(Collected data entries)
= = = =

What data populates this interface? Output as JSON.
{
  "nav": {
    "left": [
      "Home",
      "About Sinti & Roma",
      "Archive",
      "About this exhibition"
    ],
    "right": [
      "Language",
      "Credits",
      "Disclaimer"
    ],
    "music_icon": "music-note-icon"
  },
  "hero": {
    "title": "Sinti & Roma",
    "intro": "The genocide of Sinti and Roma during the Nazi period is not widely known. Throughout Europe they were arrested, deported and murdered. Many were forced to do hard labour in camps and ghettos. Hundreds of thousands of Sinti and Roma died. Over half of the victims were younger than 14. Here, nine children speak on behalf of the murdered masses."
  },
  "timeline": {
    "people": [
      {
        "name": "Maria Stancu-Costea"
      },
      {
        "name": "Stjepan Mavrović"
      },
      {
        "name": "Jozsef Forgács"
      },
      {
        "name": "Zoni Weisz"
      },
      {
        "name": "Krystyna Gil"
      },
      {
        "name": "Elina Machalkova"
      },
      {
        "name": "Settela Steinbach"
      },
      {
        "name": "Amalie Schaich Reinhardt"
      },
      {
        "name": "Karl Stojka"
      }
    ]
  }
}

= = = =

__DIRECTIONS__.
Print the material once more, exactly.

__EXPECTED ANSWER__.
What data populates this interface? Output as JSON.
{
  "nav": {
    "left": [
      "Home",
      "About Sinti & Roma",
      "Archive",
      "About this exhibition"
    ],
    "right": [
      "Language",
      "Credits",
      "Disclaimer"
    ],
    "music_icon": "music-note-icon"
  },
  "hero": {
    "title": "Sinti & Roma",
    "intro": "The genocide of Sinti and Roma during the Nazi period is not widely known. Throughout Europe they were arrested, deported and murdered. Many were forced to do hard labour in camps and ghettos. Hundreds of thousands of Sinti and Roma died. Over half of the victims were younger than 14. Here, nine children speak on behalf of the murdered masses."
  },
  "timeline": {
    "people": [
      {
        "name": "Maria Stancu-Costea"
      },
      {
        "name": "Stjepan Mavrović"
      },
      {
        "name": "Jozsef Forgács"
      },
      {
        "name": "Zoni Weisz"
      },
      {
        "name": "Krystyna Gil"
      },
      {
        "name": "Elina Machalkova"
      },
      {
        "name": "Settela Steinbach"
      },
      {
        "name": "Amalie Schaich Reinhardt"
      },
      {
        "name": "Karl Stojka"
      }
    ]
  }
}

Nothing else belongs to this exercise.